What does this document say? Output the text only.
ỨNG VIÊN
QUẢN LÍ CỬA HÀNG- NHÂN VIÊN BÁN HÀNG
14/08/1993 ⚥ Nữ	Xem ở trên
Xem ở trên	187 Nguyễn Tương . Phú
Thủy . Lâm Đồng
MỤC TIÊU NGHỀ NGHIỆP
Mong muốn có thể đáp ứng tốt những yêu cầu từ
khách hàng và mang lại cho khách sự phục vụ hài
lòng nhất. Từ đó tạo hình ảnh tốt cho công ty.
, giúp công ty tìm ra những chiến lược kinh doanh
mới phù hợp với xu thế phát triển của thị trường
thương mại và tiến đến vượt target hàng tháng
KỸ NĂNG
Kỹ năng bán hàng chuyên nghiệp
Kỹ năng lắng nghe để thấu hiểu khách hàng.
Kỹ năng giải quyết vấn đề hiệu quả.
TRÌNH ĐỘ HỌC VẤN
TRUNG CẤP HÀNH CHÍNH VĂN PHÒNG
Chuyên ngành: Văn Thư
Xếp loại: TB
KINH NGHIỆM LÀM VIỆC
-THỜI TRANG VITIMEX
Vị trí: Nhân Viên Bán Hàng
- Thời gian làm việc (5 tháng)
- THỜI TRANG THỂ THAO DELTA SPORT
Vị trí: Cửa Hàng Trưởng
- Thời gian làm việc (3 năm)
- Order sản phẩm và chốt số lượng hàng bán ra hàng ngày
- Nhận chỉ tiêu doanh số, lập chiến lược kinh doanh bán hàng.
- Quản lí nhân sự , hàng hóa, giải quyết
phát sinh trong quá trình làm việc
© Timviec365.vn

- **WHAT THIS TASK INVOLVES**: Copy the lines from the entries above in which the word "lược" appears.

- **WRITTEN ANSWER**:
, giúp công ty tìm ra những chiến lược kinh doanh
- Nhận chỉ tiêu doanh số, lập chiến lược kinh doanh bán hàng.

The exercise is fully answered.